## TASK DATA
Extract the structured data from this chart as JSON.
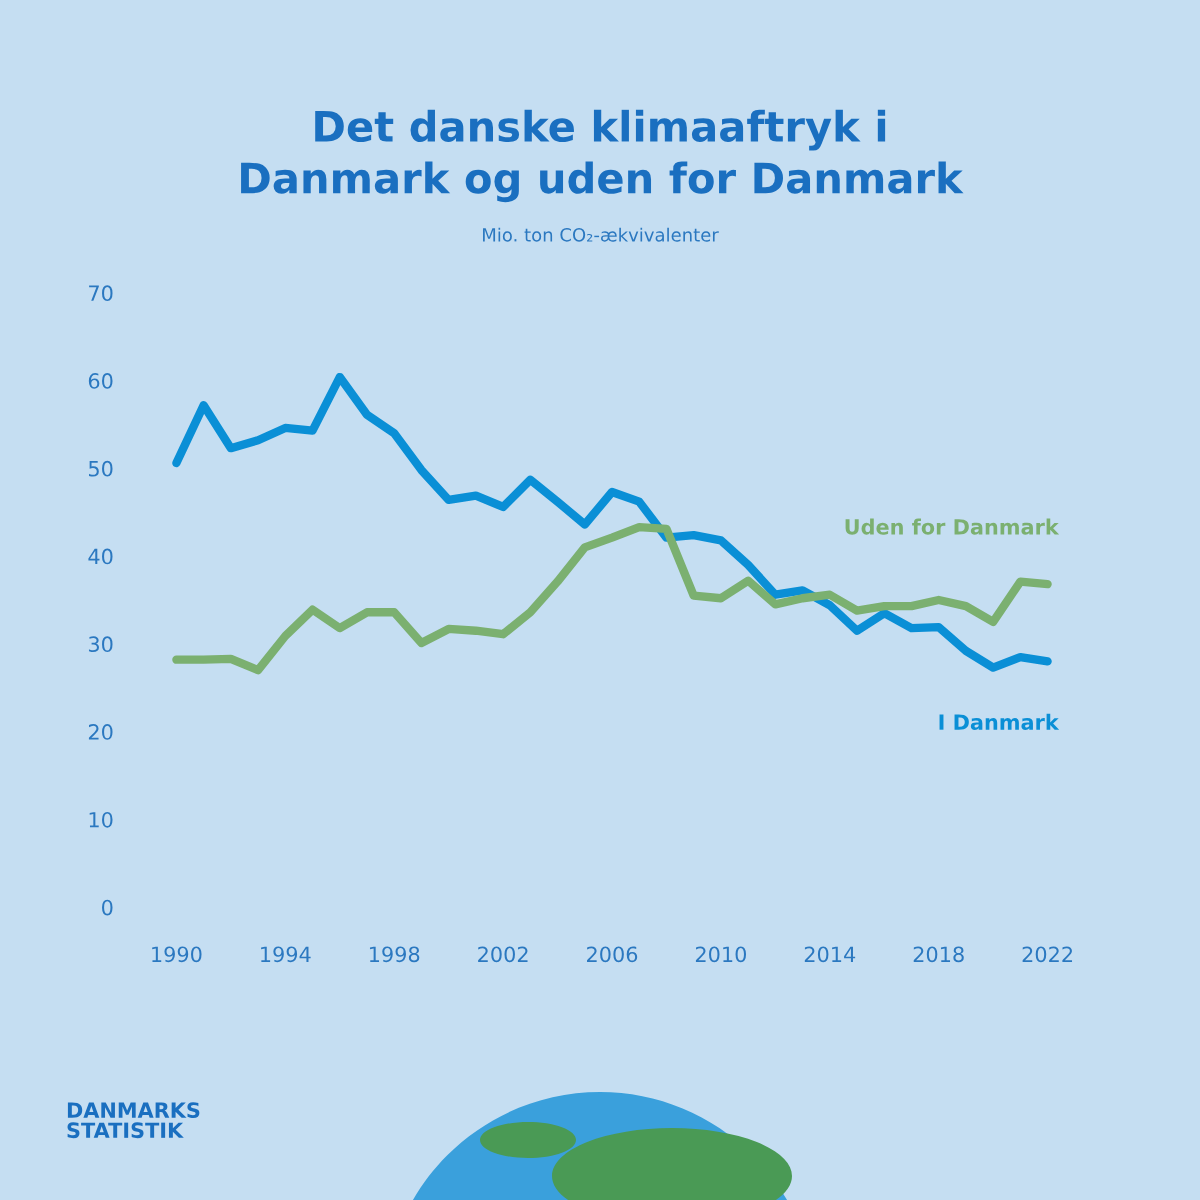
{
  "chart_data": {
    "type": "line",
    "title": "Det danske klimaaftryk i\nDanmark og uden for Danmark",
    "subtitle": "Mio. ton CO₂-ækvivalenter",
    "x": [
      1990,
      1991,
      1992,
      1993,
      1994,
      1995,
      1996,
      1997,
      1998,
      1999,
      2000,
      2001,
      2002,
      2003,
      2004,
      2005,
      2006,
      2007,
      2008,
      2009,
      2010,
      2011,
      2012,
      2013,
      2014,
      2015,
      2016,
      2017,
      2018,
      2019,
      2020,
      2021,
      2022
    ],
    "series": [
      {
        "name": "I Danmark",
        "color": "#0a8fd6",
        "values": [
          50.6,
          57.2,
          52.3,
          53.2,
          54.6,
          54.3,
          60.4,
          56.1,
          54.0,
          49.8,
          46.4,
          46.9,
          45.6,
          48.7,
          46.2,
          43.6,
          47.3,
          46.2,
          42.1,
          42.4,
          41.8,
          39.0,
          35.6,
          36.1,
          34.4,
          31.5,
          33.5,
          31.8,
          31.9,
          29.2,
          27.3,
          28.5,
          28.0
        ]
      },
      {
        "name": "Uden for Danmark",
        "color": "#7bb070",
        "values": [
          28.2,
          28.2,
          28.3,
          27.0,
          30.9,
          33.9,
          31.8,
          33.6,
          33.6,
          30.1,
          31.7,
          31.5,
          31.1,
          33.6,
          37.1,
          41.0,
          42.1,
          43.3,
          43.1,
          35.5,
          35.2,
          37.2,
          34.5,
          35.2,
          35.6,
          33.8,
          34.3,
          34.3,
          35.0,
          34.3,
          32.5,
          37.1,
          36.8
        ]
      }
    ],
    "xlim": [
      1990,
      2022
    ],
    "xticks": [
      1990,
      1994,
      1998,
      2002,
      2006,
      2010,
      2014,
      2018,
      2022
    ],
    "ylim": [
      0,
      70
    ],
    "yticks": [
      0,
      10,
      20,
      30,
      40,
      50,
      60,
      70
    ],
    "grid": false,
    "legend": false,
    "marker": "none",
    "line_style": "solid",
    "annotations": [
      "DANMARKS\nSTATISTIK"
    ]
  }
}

## INSTRUCTION
Do not include images; quote all of the entries above exactly.

## RESULT OF THIS EXERCISE
Extract the structured data from this chart as JSON.
{
  "chart_data": {
    "type": "line",
    "title": "Det danske klimaaftryk i\nDanmark og uden for Danmark",
    "subtitle": "Mio. ton CO₂-ækvivalenter",
    "x": [
      1990,
      1991,
      1992,
      1993,
      1994,
      1995,
      1996,
      1997,
      1998,
      1999,
      2000,
      2001,
      2002,
      2003,
      2004,
      2005,
      2006,
      2007,
      2008,
      2009,
      2010,
      2011,
      2012,
      2013,
      2014,
      2015,
      2016,
      2017,
      2018,
      2019,
      2020,
      2021,
      2022
    ],
    "series": [
      {
        "name": "I Danmark",
        "color": "#0a8fd6",
        "values": [
          50.6,
          57.2,
          52.3,
          53.2,
          54.6,
          54.3,
          60.4,
          56.1,
          54.0,
          49.8,
          46.4,
          46.9,
          45.6,
          48.7,
          46.2,
          43.6,
          47.3,
          46.2,
          42.1,
          42.4,
          41.8,
          39.0,
          35.6,
          36.1,
          34.4,
          31.5,
          33.5,
          31.8,
          31.9,
          29.2,
          27.3,
          28.5,
          28.0
        ]
      },
      {
        "name": "Uden for Danmark",
        "color": "#7bb070",
        "values": [
          28.2,
          28.2,
          28.3,
          27.0,
          30.9,
          33.9,
          31.8,
          33.6,
          33.6,
          30.1,
          31.7,
          31.5,
          31.1,
          33.6,
          37.1,
          41.0,
          42.1,
          43.3,
          43.1,
          35.5,
          35.2,
          37.2,
          34.5,
          35.2,
          35.6,
          33.8,
          34.3,
          34.3,
          35.0,
          34.3,
          32.5,
          37.1,
          36.8
        ]
      }
    ],
    "xlim": [
      1990,
      2022
    ],
    "xticks": [
      1990,
      1994,
      1998,
      2002,
      2006,
      2010,
      2014,
      2018,
      2022
    ],
    "ylim": [
      0,
      70
    ],
    "yticks": [
      0,
      10,
      20,
      30,
      40,
      50,
      60,
      70
    ],
    "grid": false,
    "legend": false,
    "marker": "none",
    "line_style": "solid",
    "annotations": [
      "DANMARKS\nSTATISTIK"
    ]
  }
}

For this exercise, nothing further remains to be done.